THE EXERCISE: Retype the data below without altering anything.

DATA FOR THIS TASK:
● ● ● ●

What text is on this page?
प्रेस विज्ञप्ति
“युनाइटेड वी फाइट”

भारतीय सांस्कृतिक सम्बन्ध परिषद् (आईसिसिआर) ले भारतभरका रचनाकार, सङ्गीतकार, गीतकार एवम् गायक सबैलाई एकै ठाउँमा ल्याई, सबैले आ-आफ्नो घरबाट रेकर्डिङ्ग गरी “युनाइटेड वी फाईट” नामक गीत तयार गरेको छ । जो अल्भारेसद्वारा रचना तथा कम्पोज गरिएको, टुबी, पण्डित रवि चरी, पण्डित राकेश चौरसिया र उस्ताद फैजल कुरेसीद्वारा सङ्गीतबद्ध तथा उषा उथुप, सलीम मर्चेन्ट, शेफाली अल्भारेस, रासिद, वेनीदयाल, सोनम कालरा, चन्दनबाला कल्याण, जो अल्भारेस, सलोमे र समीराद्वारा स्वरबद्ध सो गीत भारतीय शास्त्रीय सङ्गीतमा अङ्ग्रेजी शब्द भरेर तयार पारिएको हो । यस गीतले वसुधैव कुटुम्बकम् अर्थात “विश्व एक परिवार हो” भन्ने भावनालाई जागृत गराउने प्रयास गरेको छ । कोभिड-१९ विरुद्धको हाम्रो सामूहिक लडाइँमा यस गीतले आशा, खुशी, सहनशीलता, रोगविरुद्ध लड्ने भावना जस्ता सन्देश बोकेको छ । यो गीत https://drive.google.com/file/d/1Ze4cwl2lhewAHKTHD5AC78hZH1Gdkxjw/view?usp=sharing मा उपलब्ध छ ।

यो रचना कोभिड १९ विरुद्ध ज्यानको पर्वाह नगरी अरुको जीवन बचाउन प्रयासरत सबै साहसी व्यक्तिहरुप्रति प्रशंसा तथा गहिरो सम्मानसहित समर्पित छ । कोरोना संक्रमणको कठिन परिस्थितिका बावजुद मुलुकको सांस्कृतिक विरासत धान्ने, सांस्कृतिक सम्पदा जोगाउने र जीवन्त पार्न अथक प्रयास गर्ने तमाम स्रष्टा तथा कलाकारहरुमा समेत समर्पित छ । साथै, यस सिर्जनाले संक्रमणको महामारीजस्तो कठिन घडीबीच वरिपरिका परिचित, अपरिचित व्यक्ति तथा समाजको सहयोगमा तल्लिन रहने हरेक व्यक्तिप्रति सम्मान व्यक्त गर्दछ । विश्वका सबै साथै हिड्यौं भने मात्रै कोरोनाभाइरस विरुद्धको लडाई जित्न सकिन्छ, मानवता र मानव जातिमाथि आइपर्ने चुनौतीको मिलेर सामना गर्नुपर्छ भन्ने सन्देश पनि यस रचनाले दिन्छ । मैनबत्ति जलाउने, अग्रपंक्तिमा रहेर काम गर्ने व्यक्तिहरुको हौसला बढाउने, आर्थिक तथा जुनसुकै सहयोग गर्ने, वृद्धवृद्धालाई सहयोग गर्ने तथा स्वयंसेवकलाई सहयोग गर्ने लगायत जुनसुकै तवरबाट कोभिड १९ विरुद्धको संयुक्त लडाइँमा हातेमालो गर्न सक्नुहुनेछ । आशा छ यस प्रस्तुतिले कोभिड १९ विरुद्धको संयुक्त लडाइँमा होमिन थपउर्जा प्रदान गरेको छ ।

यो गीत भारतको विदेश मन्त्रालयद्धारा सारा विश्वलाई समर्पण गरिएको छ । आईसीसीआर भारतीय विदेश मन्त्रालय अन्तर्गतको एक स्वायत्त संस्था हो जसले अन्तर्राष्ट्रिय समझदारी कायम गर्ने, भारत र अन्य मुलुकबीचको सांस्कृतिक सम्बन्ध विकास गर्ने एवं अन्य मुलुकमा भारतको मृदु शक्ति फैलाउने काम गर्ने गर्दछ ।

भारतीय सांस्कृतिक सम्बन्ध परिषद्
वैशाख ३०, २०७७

● ● ● ●

EXPECTED ANSWER:
What text is on this page?
प्रेस विज्ञप्ति
“युनाइटेड वी फाइट”

भारतीय सांस्कृतिक सम्बन्ध परिषद् (आईसिसिआर) ले भारतभरका रचनाकार, सङ्गीतकार, गीतकार एवम् गायक सबैलाई एकै ठाउँमा ल्याई, सबैले आ-आफ्नो घरबाट रेकर्डिङ्ग गरी “युनाइटेड वी फाईट” नामक गीत तयार गरेको छ । जो अल्भारेसद्वारा रचना तथा कम्पोज गरिएको, टुबी, पण्डित रवि चरी, पण्डित राकेश चौरसिया र उस्ताद फैजल कुरेसीद्वारा सङ्गीतबद्ध तथा उषा उथुप, सलीम मर्चेन्ट, शेफाली अल्भारेस, रासिद, वेनीदयाल, सोनम कालरा, चन्दनबाला कल्याण, जो अल्भारेस, सलोमे र समीराद्वारा स्वरबद्ध सो गीत भारतीय शास्त्रीय सङ्गीतमा अङ्ग्रेजी शब्द भरेर तयार पारिएको हो । यस गीतले वसुधैव कुटुम्बकम् अर्थात “विश्व एक परिवार हो” भन्ने भावनालाई जागृत गराउने प्रयास गरेको छ । कोभिड-१९ विरुद्धको हाम्रो सामूहिक लडाइँमा यस गीतले आशा, खुशी, सहनशीलता, रोगविरुद्ध लड्ने भावना जस्ता सन्देश बोकेको छ । यो गीत https://drive.google.com/file/d/1Ze4cwl2lhewAHKTHD5AC78hZH1Gdkxjw/view?usp=sharing मा उपलब्ध छ ।

यो रचना कोभिड १९ विरुद्ध ज्यानको पर्वाह नगरी अरुको जीवन बचाउन प्रयासरत सबै साहसी व्यक्तिहरुप्रति प्रशंसा तथा गहिरो सम्मानसहित समर्पित छ । कोरोना संक्रमणको कठिन परिस्थितिका बावजुद मुलुकको सांस्कृतिक विरासत धान्ने, सांस्कृतिक सम्पदा जोगाउने र जीवन्त पार्न अथक प्रयास गर्ने तमाम स्रष्टा तथा कलाकारहरुमा समेत समर्पित छ । साथै, यस सिर्जनाले संक्रमणको महामारीजस्तो कठिन घडीबीच वरिपरिका परिचित, अपरिचित व्यक्ति तथा समाजको सहयोगमा तल्लिन रहने हरेक व्यक्तिप्रति सम्मान व्यक्त गर्दछ । विश्वका सबै साथै हिड्यौं भने मात्रै कोरोनाभाइरस विरुद्धको लडाई जित्न सकिन्छ, मानवता र मानव जातिमाथि आइपर्ने चुनौतीको मिलेर सामना गर्नुपर्छ भन्ने सन्देश पनि यस रचनाले दिन्छ । मैनबत्ति जलाउने, अग्रपंक्तिमा रहेर काम गर्ने व्यक्तिहरुको हौसला बढाउने, आर्थिक तथा जुनसुकै सहयोग गर्ने, वृद्धवृद्धालाई सहयोग गर्ने तथा स्वयंसेवकलाई सहयोग गर्ने लगायत जुनसुकै तवरबाट कोभिड १९ विरुद्धको संयुक्त लडाइँमा हातेमालो गर्न सक्नुहुनेछ । आशा छ यस प्रस्तुतिले कोभिड १९ विरुद्धको संयुक्त लडाइँमा होमिन थपउर्जा प्रदान गरेको छ ।

यो गीत भारतको विदेश मन्त्रालयद्धारा सारा विश्वलाई समर्पण गरिएको छ । आईसीसीआर भारतीय विदेश मन्त्रालय अन्तर्गतको एक स्वायत्त संस्था हो जसले अन्तर्राष्ट्रिय समझदारी कायम गर्ने, भारत र अन्य मुलुकबीचको सांस्कृतिक सम्बन्ध विकास गर्ने एवं अन्य मुलुकमा भारतको मृदु शक्ति फैलाउने काम गर्ने गर्दछ ।

भारतीय सांस्कृतिक सम्बन्ध परिषद्
वैशाख ३०, २०७७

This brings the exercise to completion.